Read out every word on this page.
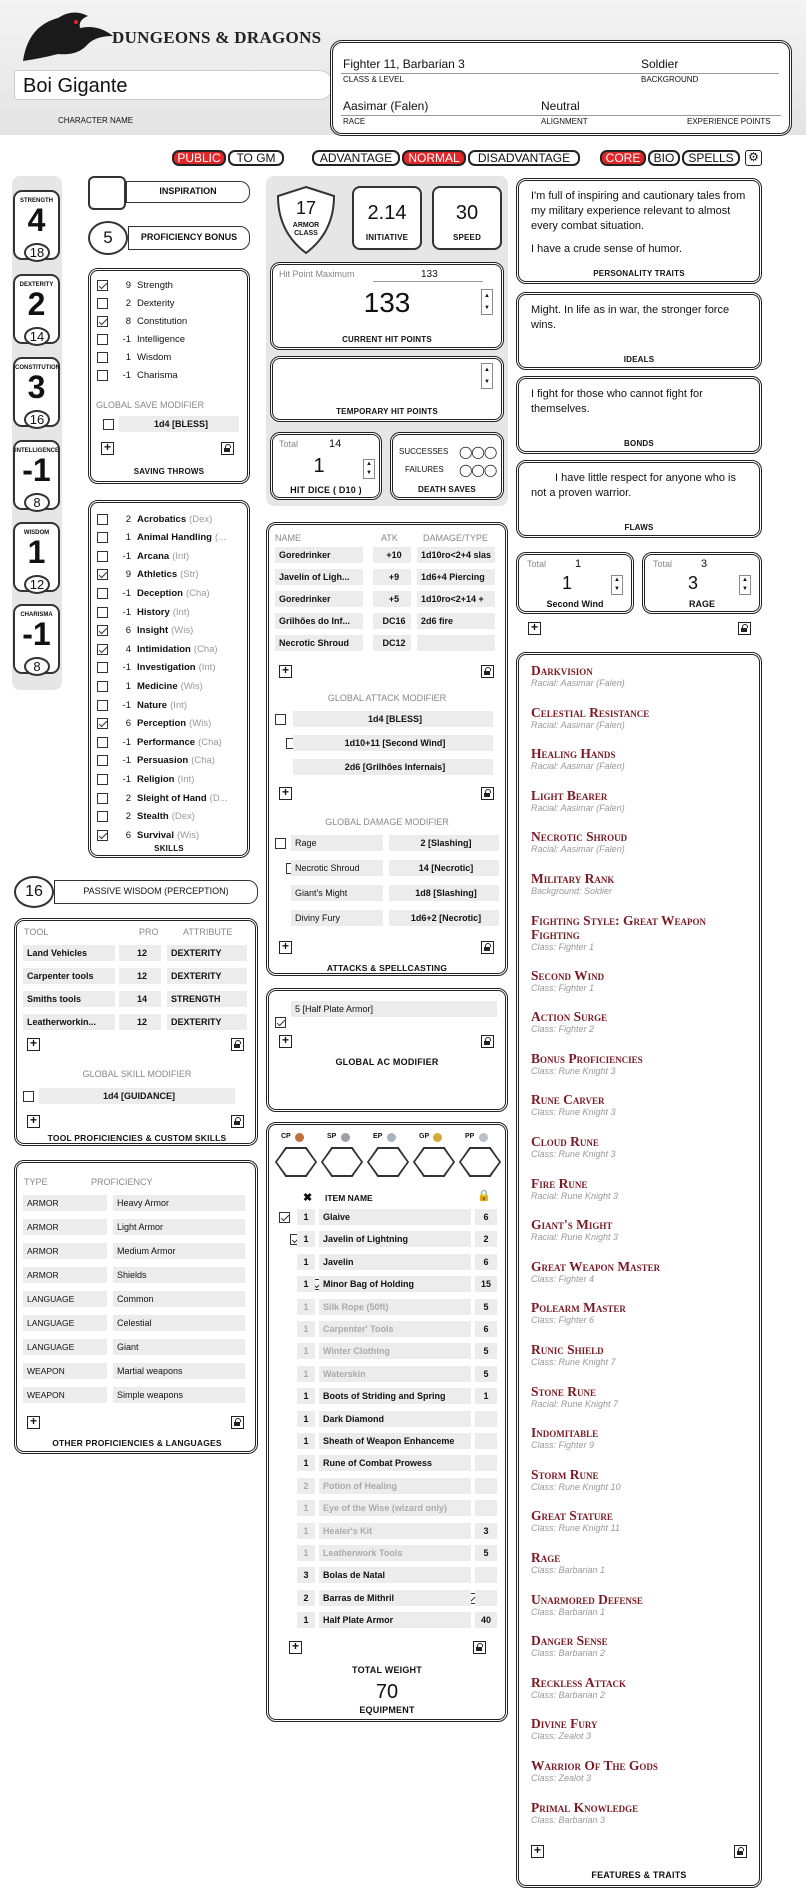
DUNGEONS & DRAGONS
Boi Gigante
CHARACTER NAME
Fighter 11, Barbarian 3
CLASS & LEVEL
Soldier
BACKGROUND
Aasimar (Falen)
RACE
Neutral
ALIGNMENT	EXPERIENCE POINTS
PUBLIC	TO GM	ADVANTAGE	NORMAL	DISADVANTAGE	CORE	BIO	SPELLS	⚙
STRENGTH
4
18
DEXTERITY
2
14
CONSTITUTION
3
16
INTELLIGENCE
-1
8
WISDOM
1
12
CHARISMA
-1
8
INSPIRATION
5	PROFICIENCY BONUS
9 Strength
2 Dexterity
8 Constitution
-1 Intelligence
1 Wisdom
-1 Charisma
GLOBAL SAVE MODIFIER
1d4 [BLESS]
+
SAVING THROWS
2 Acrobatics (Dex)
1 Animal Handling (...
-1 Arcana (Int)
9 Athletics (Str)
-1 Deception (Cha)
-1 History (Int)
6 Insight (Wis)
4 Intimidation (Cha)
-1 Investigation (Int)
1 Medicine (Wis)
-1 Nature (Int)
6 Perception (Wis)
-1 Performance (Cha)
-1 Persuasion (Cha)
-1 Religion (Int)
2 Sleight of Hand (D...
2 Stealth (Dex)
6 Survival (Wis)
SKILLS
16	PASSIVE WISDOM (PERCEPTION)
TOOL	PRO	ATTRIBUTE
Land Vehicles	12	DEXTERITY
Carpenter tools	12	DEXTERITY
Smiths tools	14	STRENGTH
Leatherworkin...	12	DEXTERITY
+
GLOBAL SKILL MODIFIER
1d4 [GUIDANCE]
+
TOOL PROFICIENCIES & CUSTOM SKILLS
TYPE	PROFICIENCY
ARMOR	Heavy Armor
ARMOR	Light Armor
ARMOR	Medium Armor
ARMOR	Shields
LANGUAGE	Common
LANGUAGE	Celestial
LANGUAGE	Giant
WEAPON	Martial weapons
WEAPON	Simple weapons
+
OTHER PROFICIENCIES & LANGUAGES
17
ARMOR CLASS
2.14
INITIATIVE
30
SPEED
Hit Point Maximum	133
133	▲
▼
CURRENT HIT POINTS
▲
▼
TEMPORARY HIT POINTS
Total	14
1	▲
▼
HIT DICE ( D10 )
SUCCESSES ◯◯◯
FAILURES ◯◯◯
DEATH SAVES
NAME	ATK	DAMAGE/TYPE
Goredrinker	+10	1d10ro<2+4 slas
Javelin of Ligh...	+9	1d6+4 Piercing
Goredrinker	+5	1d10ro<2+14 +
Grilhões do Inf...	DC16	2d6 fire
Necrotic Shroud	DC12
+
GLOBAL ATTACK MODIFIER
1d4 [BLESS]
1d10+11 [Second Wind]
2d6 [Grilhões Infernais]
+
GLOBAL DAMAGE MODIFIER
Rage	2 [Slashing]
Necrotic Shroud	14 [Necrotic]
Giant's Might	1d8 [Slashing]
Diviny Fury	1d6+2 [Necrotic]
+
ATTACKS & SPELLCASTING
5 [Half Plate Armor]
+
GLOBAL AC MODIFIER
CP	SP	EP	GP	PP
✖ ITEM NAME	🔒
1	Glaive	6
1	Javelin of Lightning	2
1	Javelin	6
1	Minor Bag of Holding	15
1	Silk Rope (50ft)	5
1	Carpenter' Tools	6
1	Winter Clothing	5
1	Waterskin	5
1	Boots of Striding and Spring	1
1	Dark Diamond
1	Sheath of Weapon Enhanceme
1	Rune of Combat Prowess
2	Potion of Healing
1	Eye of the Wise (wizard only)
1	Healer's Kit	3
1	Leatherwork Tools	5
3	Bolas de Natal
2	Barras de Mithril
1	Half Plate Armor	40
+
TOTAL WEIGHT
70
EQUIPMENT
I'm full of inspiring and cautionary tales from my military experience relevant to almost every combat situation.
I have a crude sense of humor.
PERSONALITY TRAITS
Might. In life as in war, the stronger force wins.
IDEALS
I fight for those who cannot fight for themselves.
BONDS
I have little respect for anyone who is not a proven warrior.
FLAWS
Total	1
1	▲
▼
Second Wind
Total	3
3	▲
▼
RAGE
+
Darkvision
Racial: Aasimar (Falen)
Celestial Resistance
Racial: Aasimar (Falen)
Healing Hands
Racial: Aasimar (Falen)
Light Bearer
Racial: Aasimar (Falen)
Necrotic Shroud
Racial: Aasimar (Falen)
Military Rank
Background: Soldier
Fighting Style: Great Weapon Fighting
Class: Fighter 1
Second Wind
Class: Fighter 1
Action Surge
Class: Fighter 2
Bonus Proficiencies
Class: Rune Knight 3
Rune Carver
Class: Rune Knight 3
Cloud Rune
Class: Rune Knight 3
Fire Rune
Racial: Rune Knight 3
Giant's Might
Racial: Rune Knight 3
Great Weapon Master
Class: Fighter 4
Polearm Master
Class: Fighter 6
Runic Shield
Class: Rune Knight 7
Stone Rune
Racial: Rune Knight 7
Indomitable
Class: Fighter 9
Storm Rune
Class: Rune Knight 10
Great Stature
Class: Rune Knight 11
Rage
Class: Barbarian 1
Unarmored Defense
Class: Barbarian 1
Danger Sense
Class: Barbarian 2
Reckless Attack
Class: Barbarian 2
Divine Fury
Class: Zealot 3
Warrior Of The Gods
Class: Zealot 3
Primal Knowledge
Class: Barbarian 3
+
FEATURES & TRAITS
+===+
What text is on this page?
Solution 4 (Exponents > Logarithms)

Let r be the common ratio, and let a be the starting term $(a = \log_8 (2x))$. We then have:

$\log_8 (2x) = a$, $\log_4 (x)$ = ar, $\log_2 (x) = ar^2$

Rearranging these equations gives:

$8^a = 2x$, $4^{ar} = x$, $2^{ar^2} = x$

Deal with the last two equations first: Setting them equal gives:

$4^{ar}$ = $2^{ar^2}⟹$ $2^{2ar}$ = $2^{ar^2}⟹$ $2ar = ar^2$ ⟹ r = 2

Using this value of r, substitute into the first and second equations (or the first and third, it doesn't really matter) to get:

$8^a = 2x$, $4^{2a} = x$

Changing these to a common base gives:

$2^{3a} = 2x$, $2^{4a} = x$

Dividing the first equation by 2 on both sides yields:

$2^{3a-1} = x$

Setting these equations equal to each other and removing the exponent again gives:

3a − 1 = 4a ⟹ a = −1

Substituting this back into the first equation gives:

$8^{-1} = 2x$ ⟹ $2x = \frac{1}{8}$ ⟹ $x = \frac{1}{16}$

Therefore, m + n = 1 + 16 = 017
+===+
> _Directions_
Scan the records for the string "this". Copy each line in which it appears.

> _Expected output_
Read out every word on this page.
What text is on this page?
Using this value of r, substitute into the first and second equations (or the first and third, it doesn't really matter) to get:
Substituting this back into the first equation gives:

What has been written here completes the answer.